GOAL
Reproduce the material word for word; the images stay out.

DATA LISTING

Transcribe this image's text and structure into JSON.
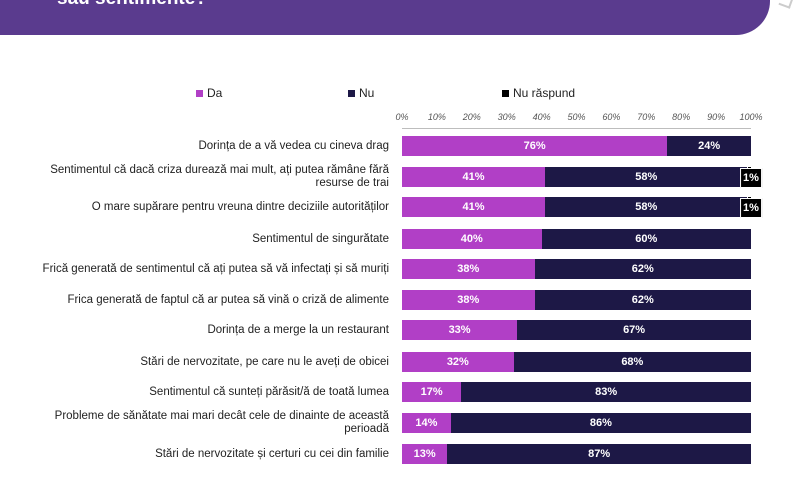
{
  "header": {
    "title": "sau sentimente?"
  },
  "colors": {
    "banner": "#5a3b8e",
    "da": "#b13fc6",
    "nu": "#1d1846",
    "nu_raspund": "#000000"
  },
  "chart_data": {
    "type": "bar",
    "orientation": "horizontal",
    "stacked": true,
    "title": "",
    "xlabel": "",
    "ylabel": "",
    "xlim": [
      0,
      100
    ],
    "ticks": [
      "0%",
      "10%",
      "20%",
      "30%",
      "40%",
      "50%",
      "60%",
      "70%",
      "80%",
      "90%",
      "100%"
    ],
    "legend": [
      "Da",
      "Nu",
      "Nu răspund"
    ],
    "legend_position": "top",
    "categories": [
      "Dorința de a vă vedea cu cineva drag",
      "Sentimentul că dacă criza durează mai mult, ați putea rămâne fără resurse de trai",
      "O mare supărare pentru vreuna dintre deciziile autorităților",
      "Sentimentul de singurătate",
      "Frică generată de sentimentul că ați putea să vă infectați și să muriți",
      "Frica generată de faptul că ar putea să vină o criză de alimente",
      "Dorința de a merge la un restaurant",
      "Stări de nervozitate, pe care nu le aveți de obicei",
      "Sentimentul că sunteți părăsit/ă de toată lumea",
      "Probleme de sănătate mai mari decât cele de dinainte de această perioadă",
      "Stări de nervozitate și certuri cu cei din familie"
    ],
    "series": [
      {
        "name": "Da",
        "values": [
          76,
          41,
          41,
          40,
          38,
          38,
          33,
          32,
          17,
          14,
          13
        ],
        "labels": [
          "76%",
          "41%",
          "41%",
          "40%",
          "38%",
          "38%",
          "33%",
          "32%",
          "17%",
          "14%",
          "13%"
        ]
      },
      {
        "name": "Nu",
        "values": [
          24,
          58,
          58,
          60,
          62,
          62,
          67,
          68,
          83,
          86,
          87
        ],
        "labels": [
          "24%",
          "58%",
          "58%",
          "60%",
          "62%",
          "62%",
          "67%",
          "68%",
          "83%",
          "86%",
          "87%"
        ]
      },
      {
        "name": "Nu răspund",
        "values": [
          0,
          1,
          1,
          0,
          0,
          0,
          0,
          0,
          0,
          0,
          0
        ],
        "labels": [
          "",
          "1%",
          "1%",
          "",
          "",
          "",
          "",
          "",
          "",
          "",
          ""
        ]
      }
    ]
  }
}
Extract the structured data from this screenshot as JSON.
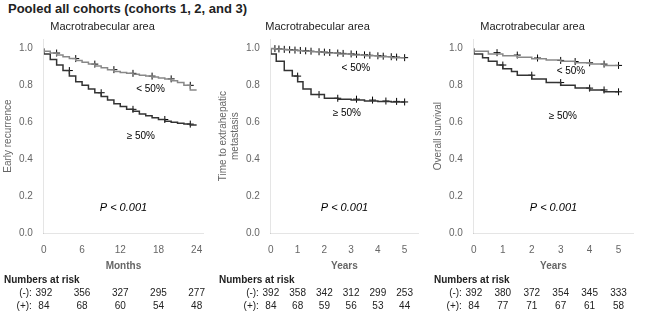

SOLVED EXERCISE
Transcribe this image's text and structure into JSON.
{
  "header": {
    "title": "sau sentimente?"
  },
  "colors": {
    "banner": "#5a3b8e",
    "da": "#b13fc6",
    "nu": "#1d1846",
    "nu_raspund": "#000000"
  },
  "chart_data": {
    "type": "bar",
    "orientation": "horizontal",
    "stacked": true,
    "title": "",
    "xlabel": "",
    "ylabel": "",
    "xlim": [
      0,
      100
    ],
    "ticks": [
      "0%",
      "10%",
      "20%",
      "30%",
      "40%",
      "50%",
      "60%",
      "70%",
      "80%",
      "90%",
      "100%"
    ],
    "legend": [
      "Da",
      "Nu",
      "Nu răspund"
    ],
    "legend_position": "top",
    "categories": [
      "Dorința de a vă vedea cu cineva drag",
      "Sentimentul că dacă criza durează mai mult, ați putea rămâne fără resurse de trai",
      "O mare supărare pentru vreuna dintre deciziile autorităților",
      "Sentimentul de singurătate",
      "Frică generată de sentimentul că ați putea să vă infectați și să muriți",
      "Frica generată de faptul că ar putea să vină o criză de alimente",
      "Dorința de a merge la un restaurant",
      "Stări de nervozitate, pe care nu le aveți de obicei",
      "Sentimentul că sunteți părăsit/ă de toată lumea",
      "Probleme de sănătate mai mari decât cele de dinainte de această perioadă",
      "Stări de nervozitate și certuri cu cei din familie"
    ],
    "series": [
      {
        "name": "Da",
        "values": [
          76,
          41,
          41,
          40,
          38,
          38,
          33,
          32,
          17,
          14,
          13
        ],
        "labels": [
          "76%",
          "41%",
          "41%",
          "40%",
          "38%",
          "38%",
          "33%",
          "32%",
          "17%",
          "14%",
          "13%"
        ]
      },
      {
        "name": "Nu",
        "values": [
          24,
          58,
          58,
          60,
          62,
          62,
          67,
          68,
          83,
          86,
          87
        ],
        "labels": [
          "24%",
          "58%",
          "58%",
          "60%",
          "62%",
          "62%",
          "67%",
          "68%",
          "83%",
          "86%",
          "87%"
        ]
      },
      {
        "name": "Nu răspund",
        "values": [
          0,
          1,
          1,
          0,
          0,
          0,
          0,
          0,
          0,
          0,
          0
        ],
        "labels": [
          "",
          "1%",
          "1%",
          "",
          "",
          "",
          "",
          "",
          "",
          "",
          ""
        ]
      }
    ]
  }
}
Extract the structured data from this screenshot as JSON.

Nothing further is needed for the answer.